**Data supplied:**
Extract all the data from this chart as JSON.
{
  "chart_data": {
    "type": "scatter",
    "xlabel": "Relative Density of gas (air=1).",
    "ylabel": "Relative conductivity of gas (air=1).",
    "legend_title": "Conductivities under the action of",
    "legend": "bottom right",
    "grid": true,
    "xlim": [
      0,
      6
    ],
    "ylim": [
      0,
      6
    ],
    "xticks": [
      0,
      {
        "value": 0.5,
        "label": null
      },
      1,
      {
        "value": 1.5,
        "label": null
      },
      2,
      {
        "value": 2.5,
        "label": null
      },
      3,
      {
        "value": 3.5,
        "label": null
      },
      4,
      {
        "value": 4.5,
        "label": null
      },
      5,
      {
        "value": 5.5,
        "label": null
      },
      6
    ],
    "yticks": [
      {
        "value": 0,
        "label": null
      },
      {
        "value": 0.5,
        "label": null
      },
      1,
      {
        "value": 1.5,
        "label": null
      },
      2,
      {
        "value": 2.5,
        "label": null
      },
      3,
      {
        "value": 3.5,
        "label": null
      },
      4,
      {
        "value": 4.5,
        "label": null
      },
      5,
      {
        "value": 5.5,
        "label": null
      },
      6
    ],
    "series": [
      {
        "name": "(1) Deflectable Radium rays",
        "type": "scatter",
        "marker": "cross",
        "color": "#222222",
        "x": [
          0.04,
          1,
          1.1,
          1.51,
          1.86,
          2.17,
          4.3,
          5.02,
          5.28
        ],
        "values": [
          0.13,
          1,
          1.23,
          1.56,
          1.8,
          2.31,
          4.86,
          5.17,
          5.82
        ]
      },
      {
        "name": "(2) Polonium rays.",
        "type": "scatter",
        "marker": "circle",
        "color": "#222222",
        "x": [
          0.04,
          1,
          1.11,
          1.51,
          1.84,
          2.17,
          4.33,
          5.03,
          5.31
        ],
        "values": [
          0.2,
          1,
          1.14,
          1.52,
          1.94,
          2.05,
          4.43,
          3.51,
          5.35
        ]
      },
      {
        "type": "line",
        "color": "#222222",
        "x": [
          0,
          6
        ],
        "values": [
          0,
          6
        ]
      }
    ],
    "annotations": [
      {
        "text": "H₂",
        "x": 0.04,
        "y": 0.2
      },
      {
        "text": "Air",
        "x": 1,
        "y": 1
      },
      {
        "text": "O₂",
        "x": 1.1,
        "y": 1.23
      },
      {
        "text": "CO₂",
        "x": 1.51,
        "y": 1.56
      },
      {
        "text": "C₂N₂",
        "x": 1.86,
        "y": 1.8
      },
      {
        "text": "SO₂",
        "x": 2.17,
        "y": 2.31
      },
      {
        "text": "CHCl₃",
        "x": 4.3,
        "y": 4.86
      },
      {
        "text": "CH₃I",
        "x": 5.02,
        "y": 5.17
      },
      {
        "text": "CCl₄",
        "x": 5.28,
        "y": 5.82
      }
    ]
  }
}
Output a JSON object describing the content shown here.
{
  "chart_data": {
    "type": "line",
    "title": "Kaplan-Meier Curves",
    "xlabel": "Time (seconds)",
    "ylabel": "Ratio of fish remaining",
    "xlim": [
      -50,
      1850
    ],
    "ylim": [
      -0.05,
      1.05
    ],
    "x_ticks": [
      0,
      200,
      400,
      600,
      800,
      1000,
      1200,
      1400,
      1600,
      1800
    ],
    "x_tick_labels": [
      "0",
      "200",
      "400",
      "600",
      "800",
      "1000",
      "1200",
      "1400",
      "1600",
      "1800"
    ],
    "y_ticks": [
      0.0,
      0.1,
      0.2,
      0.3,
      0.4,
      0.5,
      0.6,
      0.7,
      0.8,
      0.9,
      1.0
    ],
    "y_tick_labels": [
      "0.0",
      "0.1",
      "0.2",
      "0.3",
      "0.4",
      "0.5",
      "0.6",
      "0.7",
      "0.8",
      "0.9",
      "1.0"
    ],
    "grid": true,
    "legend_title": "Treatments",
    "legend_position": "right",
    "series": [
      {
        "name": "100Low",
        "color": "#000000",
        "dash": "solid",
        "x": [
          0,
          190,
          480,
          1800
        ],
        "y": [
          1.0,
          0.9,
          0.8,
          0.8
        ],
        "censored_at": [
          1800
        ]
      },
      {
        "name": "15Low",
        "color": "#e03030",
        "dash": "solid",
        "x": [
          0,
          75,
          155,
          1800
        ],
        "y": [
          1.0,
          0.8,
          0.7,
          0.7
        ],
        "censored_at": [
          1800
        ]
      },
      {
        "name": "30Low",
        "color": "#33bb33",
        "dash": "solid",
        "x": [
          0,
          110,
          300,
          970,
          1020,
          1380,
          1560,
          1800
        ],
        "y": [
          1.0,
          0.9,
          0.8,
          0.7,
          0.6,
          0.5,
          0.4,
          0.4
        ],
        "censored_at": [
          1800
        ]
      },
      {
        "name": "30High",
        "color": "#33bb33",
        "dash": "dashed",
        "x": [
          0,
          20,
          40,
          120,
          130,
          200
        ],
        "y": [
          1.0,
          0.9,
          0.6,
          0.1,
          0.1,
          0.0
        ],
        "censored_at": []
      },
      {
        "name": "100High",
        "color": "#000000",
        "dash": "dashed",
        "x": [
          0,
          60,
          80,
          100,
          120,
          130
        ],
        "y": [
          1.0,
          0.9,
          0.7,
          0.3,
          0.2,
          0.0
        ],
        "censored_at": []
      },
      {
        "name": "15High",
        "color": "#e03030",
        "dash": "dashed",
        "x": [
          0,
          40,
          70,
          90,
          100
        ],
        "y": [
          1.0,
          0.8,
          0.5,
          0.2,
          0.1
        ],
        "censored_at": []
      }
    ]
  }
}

**Objective:** Search the records above for "rays". Copy each line where it is found.

**Result for this task:**
        "name": "(1) Deflectable Radium rays",
        "name": "(2) Polonium rays.",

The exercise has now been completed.